START DOCUMENT TEXT

After an early selloff, European equities traded higher across the board (Eurostoxx 500 +0.4%) in what has been a relatively light session thus far in terms of macro newsflow. On a sector specific basis, energy names are the notable outperformers with oil & gas heavyweight Shell (+3.0%) top of the FTSE 100 after restoring its full cash dividend as it emerges from the crude-oil slump with investor sentiment spurred by the company lifting their guidance for free organic cash flow and the company's intention to carry out at least $25bln in share buybacks between 2017 and 2020. Meanwhile, miners lagged as metal prices continued to slide while material names lag given the movements in metals markets during Asia-Pac trade which has subsequently capped gains in the mining-heavy FTSE100.
Most of Asia was in the red, with Hong Kong's China Enterprises Index leading the losses. Shares drifted from decade highs as Chinese stocks stumbled for a second straight session, with confidence dented by rising bond yields as Beijing intensified a crackdown on risky financing, threatening to squeeze corporate profits. Additionally, Chinese shares traded in Hong Kong fell amid concerns the country’s regulators will limit the flow of mainland funds into the city’s stocks, while mainland equities rebounded after the National Team made a long-awaited reappearance. The MSCI Emerging Market index was up 0.2 percent
The CSI300 index has jumped 22 percent in 2017 so far, with the gains concentrated in a handful of large index-weighted stocks. “The question is whether further downside in Chinese mainland equities continues in the session ahead and will there be a spillover into Hong Kong and potentially even Japan, Korea and Australia?” asked Chris Weston, Melbourne-based chief strategist at IG Markets.
The yen reversed gains after a rally partly fueled by a Kyodo News report that Japan detected radio signals suggesting North Korea is preparing for a missile launch. 10yr JGBs were mildly supported at the open after gains in T-notes and as Japanese markets began on a cautious note, although upside was capped as sentiment briefly improved and after an uninspiring 40yr auction result.

END DOCUMENT TEXT

**GIVEN EXERCISE A:** Copy the passage of the market report starting at "After an early" and ending at "the mining-heavy FTSE100.".
The rows that follow are unrelated to the market report above.

START RAW RECORDS

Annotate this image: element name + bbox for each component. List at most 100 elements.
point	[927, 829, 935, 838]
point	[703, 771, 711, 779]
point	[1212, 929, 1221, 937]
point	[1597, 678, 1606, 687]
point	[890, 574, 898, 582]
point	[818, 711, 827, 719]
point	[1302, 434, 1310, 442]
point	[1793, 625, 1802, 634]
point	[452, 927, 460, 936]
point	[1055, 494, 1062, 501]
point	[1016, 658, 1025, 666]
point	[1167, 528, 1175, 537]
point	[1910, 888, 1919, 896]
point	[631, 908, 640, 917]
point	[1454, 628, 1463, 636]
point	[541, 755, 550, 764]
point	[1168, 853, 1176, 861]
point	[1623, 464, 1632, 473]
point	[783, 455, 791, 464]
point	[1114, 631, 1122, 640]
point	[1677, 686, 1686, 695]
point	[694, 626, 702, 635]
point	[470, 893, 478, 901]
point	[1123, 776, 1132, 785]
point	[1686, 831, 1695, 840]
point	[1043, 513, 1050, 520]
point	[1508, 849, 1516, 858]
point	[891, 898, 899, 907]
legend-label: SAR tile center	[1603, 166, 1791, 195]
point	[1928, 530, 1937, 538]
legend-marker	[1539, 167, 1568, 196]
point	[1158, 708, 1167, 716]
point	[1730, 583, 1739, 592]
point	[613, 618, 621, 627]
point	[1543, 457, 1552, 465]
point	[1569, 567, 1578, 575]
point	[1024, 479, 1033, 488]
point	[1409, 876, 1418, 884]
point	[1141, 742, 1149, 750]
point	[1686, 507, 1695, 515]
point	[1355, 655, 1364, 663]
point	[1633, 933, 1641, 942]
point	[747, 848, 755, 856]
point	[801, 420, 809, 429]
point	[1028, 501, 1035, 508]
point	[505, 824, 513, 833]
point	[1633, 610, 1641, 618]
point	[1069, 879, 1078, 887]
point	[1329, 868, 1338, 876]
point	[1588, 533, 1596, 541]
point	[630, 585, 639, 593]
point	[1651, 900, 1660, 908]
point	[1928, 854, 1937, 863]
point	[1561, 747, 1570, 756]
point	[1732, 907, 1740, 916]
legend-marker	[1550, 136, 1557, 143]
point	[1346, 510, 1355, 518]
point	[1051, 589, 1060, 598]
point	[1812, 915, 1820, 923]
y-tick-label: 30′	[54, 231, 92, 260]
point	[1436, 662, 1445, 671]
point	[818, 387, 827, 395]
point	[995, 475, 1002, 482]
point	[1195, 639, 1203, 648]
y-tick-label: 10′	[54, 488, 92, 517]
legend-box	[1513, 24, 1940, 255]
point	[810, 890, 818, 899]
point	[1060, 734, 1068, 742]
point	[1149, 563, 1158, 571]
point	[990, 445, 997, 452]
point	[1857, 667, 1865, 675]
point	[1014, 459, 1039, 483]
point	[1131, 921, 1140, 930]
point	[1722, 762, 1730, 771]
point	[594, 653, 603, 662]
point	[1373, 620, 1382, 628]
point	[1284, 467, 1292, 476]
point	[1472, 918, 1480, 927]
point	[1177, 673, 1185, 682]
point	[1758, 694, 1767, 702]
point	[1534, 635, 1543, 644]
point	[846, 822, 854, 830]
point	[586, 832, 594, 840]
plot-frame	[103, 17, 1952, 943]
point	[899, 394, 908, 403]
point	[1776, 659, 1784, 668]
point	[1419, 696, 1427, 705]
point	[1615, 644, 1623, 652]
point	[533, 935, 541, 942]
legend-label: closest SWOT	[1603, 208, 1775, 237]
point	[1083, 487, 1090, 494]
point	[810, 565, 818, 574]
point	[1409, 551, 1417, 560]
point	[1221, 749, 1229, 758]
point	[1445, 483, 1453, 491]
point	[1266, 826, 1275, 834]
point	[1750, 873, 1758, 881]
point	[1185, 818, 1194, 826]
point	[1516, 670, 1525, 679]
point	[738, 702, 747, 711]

END RAW RECORDS

**GIVEN EXERCISE B:** Repeat the rows starting at the first one and ending at the row containing "893, 478, 901]".

**EXPECTED OUTPUT A:**
After an early selloff, European equities traded higher across the board (Eurostoxx 500 +0.4%) in what has been a relatively light session thus far in terms of macro newsflow. On a sector specific basis, energy names are the notable outperformers with oil & gas heavyweight Shell (+3.0%) top of the FTSE 100 after restoring its full cash dividend as it emerges from the crude-oil slump with investor sentiment spurred by the company lifting their guidance for free organic cash flow and the company's intention to carry out at least $25bln in share buybacks between 2017 and 2020. Meanwhile, miners lagged as metal prices continued to slide while material names lag given the movements in metals markets during Asia-Pac trade which has subsequently capped gains in the mining-heavy FTSE100.

**EXPECTED OUTPUT B:**
Annotate this image: element name + bbox for each component. List at most 100 elements.
point	[927, 829, 935, 838]
point	[703, 771, 711, 779]
point	[1212, 929, 1221, 937]
point	[1597, 678, 1606, 687]
point	[890, 574, 898, 582]
point	[818, 711, 827, 719]
point	[1302, 434, 1310, 442]
point	[1793, 625, 1802, 634]
point	[452, 927, 460, 936]
point	[1055, 494, 1062, 501]
point	[1016, 658, 1025, 666]
point	[1167, 528, 1175, 537]
point	[1910, 888, 1919, 896]
point	[631, 908, 640, 917]
point	[1454, 628, 1463, 636]
point	[541, 755, 550, 764]
point	[1168, 853, 1176, 861]
point	[1623, 464, 1632, 473]
point	[783, 455, 791, 464]
point	[1114, 631, 1122, 640]
point	[1677, 686, 1686, 695]
point	[694, 626, 702, 635]
point	[470, 893, 478, 901]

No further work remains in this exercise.